:: WRITTEN EXERCISE ::
The answer should be a single number: how many lines of the entries below hold the word "Юрій".

:: DATA IN THIS EXERCISE ::
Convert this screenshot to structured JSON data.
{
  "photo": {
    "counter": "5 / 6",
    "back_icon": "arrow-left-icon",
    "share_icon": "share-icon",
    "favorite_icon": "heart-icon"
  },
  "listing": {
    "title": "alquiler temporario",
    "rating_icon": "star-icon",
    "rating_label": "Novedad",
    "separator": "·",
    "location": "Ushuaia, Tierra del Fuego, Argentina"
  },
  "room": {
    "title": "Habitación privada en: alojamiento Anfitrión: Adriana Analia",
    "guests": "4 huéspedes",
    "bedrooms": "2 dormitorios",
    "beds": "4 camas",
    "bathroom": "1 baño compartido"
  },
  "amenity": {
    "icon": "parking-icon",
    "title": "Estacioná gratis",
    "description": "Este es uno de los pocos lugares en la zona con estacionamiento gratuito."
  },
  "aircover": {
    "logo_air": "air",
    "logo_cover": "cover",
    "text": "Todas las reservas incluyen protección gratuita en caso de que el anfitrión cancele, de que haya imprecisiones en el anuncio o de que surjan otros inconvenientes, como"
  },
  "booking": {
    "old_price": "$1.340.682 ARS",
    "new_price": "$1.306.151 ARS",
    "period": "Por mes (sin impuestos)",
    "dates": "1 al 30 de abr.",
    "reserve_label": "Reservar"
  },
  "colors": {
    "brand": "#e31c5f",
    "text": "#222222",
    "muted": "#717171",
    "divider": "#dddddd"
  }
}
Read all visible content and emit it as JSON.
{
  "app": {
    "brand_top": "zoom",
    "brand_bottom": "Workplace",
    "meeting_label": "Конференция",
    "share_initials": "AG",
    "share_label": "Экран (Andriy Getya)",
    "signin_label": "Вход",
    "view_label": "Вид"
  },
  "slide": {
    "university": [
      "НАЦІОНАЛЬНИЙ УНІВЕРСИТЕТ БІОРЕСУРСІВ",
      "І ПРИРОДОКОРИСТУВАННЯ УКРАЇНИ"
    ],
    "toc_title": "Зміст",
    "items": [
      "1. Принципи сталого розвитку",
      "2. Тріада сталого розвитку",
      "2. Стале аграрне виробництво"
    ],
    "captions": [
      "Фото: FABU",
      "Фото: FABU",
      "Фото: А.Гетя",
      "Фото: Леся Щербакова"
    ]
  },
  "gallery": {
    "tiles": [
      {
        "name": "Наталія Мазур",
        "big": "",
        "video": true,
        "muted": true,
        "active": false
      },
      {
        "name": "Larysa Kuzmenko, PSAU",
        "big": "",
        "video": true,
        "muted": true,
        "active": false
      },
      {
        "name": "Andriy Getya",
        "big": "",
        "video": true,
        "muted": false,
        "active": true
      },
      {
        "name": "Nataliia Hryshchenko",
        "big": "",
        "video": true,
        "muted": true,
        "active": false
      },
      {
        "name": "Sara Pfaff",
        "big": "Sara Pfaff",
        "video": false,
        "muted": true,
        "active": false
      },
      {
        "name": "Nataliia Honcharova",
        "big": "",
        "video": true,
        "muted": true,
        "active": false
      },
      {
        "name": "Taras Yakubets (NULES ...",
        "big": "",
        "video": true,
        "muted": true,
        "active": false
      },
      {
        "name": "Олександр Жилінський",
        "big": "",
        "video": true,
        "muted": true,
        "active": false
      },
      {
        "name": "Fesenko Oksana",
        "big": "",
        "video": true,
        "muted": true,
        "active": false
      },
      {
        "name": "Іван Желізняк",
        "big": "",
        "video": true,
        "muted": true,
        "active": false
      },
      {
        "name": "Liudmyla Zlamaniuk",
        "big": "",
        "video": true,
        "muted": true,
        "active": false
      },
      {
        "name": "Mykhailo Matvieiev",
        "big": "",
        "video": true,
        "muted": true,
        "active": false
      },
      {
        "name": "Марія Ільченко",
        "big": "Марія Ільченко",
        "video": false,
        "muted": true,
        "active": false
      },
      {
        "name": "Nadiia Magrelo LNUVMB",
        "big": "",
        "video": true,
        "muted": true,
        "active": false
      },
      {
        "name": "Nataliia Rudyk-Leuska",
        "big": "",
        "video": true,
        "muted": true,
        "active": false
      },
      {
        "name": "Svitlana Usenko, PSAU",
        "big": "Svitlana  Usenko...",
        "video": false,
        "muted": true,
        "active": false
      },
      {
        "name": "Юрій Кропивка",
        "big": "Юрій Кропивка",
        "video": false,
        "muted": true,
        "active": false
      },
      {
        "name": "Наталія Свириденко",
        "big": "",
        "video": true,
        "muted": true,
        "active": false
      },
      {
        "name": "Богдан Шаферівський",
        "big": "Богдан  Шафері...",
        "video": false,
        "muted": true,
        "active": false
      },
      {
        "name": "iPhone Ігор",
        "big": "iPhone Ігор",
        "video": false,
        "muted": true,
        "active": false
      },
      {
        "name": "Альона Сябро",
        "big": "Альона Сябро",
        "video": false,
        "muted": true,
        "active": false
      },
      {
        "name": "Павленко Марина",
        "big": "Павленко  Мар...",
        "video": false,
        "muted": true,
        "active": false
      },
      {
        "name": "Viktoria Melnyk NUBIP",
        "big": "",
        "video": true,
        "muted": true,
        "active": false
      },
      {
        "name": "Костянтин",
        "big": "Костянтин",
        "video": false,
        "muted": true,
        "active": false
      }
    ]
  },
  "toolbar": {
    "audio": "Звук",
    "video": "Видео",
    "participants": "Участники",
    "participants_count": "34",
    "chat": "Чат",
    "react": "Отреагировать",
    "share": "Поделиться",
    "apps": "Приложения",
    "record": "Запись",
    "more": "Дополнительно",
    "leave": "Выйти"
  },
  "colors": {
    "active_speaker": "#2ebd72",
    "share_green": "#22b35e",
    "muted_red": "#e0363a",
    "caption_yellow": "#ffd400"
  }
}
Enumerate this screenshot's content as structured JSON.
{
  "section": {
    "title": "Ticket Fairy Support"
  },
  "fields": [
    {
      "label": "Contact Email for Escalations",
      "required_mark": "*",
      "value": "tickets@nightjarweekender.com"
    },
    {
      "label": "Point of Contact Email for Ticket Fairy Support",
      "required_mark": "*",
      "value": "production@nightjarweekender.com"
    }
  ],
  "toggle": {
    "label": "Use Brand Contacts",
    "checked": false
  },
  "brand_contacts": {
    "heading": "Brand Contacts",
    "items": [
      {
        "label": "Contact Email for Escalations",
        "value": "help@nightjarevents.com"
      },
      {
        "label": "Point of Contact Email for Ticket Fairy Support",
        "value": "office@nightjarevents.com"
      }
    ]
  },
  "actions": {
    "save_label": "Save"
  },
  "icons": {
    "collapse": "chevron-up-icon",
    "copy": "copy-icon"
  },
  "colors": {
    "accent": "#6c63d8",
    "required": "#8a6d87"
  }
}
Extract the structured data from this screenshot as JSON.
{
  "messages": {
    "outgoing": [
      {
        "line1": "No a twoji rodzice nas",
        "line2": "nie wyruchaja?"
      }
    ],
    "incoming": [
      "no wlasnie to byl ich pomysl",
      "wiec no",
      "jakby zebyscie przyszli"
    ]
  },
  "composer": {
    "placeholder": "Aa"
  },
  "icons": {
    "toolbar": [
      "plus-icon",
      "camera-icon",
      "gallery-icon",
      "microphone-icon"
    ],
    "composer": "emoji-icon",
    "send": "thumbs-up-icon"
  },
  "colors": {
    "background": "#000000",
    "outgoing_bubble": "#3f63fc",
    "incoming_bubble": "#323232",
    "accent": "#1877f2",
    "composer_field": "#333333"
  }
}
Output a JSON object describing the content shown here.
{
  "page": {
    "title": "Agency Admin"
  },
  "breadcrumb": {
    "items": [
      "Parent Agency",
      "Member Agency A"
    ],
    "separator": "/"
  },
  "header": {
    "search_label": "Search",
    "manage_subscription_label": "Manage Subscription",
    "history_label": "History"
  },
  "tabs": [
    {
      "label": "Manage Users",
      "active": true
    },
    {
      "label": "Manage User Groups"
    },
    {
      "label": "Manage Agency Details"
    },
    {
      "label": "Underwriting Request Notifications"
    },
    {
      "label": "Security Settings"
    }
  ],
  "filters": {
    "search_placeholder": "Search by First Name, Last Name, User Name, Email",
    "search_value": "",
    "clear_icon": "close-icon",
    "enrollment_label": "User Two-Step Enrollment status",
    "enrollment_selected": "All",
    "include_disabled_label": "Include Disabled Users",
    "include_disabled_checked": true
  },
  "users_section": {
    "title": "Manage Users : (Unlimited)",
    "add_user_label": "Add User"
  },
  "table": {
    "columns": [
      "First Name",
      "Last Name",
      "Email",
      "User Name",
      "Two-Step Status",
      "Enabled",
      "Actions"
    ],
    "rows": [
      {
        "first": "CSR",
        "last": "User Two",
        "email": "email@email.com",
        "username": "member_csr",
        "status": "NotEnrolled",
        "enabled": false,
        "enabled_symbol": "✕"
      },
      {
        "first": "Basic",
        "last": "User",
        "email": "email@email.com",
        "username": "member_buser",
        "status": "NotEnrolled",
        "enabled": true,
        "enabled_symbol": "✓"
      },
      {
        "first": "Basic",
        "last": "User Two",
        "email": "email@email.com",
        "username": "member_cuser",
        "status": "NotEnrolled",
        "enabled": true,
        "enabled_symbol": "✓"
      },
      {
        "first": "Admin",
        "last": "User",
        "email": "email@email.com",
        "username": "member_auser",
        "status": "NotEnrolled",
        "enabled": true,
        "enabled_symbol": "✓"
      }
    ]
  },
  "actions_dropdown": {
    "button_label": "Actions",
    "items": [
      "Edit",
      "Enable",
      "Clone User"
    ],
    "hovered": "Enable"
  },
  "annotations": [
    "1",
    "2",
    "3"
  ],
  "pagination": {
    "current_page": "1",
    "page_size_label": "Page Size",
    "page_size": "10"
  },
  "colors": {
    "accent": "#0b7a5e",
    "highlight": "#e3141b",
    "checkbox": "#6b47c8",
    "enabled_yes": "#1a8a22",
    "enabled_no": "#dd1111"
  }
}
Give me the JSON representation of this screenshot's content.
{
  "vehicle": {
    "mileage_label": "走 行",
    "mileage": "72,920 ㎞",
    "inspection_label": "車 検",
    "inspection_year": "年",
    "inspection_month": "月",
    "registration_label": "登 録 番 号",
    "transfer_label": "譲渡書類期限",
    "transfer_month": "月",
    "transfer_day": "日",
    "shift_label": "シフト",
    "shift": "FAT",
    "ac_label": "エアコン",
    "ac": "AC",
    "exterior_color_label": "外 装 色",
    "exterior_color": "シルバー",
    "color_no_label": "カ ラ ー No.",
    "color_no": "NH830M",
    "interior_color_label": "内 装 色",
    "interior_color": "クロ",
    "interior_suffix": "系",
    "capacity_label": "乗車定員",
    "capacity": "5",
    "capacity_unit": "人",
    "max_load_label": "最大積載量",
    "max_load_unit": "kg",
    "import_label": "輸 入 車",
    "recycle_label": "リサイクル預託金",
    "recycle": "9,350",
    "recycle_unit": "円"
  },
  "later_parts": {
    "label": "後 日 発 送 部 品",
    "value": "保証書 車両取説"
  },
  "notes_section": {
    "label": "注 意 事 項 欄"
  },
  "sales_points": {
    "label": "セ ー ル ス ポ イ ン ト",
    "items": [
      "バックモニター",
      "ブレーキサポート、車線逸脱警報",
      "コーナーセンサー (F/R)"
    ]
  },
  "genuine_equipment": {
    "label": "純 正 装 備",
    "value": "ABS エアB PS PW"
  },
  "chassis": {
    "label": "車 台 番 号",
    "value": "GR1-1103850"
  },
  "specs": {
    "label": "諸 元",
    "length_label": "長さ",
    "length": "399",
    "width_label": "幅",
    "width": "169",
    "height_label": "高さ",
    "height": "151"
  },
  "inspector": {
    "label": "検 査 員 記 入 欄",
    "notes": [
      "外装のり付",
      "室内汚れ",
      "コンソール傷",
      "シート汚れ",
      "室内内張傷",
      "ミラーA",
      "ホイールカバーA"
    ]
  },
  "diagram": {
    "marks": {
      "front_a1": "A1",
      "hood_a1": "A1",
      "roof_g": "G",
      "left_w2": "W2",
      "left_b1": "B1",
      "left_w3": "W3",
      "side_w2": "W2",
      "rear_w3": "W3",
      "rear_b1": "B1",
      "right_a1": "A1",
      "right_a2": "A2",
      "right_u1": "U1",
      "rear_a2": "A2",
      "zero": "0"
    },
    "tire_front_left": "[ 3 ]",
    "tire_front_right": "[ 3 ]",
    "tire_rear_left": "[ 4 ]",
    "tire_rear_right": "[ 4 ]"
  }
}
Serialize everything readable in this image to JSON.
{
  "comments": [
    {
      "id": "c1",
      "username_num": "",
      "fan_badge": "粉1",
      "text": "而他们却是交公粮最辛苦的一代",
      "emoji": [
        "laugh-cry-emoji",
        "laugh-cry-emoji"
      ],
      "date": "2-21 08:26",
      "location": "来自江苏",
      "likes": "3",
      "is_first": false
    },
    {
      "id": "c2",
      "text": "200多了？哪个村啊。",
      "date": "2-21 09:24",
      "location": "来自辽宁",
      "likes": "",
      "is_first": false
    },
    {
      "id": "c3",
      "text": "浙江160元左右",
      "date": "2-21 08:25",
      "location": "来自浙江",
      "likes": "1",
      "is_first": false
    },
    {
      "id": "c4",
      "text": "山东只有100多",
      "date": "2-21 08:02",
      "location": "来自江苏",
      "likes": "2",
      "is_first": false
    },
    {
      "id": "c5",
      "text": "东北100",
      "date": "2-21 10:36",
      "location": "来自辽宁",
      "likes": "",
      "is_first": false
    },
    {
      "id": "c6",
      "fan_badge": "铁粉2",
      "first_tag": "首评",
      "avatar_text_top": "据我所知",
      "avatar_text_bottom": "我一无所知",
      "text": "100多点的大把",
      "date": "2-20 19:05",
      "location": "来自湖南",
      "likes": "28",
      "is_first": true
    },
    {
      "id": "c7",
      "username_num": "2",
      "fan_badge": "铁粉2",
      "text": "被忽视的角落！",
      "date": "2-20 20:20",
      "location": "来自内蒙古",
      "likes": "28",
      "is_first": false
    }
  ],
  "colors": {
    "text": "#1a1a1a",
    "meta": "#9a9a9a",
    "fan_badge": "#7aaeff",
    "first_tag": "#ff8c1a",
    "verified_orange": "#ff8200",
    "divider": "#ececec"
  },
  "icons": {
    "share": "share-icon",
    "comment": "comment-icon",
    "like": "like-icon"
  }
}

:: PROBLEM SOLUTION ::
2